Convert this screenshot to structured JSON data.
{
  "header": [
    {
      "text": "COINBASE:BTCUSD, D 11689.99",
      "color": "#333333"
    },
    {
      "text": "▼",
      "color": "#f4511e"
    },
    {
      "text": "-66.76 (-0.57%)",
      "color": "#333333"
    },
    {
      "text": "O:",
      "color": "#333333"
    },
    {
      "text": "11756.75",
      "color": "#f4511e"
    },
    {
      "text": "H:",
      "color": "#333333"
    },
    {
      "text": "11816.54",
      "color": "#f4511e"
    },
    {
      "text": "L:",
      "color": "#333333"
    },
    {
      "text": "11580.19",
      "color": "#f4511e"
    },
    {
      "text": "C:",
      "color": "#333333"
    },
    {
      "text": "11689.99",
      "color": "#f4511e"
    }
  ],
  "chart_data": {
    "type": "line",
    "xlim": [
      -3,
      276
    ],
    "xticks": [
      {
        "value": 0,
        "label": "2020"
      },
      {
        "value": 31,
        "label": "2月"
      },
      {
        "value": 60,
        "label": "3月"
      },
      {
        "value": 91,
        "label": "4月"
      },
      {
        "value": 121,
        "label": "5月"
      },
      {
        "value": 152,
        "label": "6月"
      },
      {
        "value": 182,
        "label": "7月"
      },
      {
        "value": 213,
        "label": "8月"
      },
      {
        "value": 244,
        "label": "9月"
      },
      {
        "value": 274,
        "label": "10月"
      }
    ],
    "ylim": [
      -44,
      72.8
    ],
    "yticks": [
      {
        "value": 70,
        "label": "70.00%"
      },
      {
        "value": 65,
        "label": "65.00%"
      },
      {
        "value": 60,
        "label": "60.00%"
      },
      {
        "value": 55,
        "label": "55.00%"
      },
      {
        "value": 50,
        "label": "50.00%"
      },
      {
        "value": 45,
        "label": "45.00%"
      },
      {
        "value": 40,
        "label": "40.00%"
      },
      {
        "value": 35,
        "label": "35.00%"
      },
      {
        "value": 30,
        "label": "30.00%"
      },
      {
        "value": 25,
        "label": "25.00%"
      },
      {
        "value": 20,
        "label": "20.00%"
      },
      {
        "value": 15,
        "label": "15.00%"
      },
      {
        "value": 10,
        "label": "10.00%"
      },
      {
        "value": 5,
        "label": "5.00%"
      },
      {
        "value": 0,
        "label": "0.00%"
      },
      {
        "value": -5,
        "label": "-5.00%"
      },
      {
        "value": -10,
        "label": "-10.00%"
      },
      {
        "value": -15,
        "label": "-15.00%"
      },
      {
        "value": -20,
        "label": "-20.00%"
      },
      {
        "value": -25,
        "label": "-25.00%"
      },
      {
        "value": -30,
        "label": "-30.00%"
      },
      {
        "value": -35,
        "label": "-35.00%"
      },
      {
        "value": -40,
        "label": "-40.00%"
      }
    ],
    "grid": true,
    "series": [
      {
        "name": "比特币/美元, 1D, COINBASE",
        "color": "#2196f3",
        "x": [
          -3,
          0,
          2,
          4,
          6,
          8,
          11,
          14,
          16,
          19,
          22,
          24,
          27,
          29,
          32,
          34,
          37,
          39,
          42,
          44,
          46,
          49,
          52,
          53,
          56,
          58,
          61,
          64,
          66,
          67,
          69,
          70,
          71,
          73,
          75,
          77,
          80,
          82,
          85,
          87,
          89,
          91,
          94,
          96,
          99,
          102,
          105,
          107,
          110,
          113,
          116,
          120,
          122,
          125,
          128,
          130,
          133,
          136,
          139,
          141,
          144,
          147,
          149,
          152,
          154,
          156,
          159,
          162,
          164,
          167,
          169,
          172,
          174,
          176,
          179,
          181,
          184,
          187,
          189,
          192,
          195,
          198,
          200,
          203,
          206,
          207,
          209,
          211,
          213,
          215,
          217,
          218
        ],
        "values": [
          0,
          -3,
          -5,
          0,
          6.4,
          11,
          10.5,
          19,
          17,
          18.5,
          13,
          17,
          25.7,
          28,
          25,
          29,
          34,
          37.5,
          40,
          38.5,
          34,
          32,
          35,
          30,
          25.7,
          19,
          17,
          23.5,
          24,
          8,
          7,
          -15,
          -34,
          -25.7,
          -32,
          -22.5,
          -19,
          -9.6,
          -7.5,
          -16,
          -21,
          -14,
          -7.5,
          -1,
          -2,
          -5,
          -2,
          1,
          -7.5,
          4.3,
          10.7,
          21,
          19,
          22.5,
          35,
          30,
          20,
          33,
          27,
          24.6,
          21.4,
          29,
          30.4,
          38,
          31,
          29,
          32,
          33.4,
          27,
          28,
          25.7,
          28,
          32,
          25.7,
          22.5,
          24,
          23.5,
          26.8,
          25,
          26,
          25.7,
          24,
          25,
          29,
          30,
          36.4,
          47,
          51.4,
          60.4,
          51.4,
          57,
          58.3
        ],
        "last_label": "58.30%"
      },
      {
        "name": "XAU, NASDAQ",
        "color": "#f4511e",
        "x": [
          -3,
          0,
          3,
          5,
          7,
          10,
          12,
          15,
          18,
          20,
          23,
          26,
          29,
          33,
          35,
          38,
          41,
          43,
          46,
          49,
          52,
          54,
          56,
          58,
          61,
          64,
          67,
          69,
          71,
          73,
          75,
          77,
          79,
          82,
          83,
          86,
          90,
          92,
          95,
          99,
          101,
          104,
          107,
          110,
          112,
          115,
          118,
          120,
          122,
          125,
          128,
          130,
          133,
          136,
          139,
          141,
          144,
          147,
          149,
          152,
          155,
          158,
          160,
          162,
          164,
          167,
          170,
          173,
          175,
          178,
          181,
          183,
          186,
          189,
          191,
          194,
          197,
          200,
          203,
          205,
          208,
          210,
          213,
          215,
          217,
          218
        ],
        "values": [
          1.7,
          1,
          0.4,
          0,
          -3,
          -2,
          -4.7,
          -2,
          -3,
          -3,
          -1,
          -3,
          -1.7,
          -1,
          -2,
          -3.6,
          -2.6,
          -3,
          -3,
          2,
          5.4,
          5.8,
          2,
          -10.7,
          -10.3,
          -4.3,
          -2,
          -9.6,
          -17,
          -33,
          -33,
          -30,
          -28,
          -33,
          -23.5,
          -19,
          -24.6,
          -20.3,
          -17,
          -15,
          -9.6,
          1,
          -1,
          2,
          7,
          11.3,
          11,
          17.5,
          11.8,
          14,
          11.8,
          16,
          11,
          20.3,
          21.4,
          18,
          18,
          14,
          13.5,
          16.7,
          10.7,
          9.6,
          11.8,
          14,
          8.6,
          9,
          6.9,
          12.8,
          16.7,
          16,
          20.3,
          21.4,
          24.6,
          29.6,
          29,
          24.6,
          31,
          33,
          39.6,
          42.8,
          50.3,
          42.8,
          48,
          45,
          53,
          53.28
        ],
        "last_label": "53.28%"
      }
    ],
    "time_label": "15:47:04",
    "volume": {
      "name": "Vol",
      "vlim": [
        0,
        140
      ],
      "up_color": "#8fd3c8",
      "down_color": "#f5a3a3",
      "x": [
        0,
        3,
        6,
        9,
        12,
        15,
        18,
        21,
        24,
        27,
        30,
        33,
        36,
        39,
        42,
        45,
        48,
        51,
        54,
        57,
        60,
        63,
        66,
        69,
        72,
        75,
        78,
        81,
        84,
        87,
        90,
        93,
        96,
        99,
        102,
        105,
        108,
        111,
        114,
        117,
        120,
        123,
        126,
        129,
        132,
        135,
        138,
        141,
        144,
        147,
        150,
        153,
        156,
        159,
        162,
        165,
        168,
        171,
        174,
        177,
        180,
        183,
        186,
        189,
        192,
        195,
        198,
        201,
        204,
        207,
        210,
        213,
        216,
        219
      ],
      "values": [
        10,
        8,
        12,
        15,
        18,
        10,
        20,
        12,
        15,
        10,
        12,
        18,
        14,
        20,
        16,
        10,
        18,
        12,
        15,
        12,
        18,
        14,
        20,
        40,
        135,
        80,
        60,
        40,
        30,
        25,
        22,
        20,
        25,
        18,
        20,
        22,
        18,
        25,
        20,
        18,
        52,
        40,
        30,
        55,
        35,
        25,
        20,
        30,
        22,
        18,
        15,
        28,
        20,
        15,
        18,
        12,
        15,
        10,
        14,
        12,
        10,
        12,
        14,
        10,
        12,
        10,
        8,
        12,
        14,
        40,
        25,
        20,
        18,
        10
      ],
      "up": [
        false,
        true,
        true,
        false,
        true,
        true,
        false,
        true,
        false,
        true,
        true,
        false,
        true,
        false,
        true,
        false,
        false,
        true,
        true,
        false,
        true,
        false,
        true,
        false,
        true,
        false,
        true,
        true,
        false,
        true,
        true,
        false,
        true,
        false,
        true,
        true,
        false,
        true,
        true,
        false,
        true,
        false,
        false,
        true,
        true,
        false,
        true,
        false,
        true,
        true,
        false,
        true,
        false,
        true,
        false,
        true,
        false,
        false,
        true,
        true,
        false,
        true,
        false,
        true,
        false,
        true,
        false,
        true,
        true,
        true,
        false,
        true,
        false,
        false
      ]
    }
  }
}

## Exercise requirements
Count the lines above that contain the word "text", and give only that number.

## Complete output
11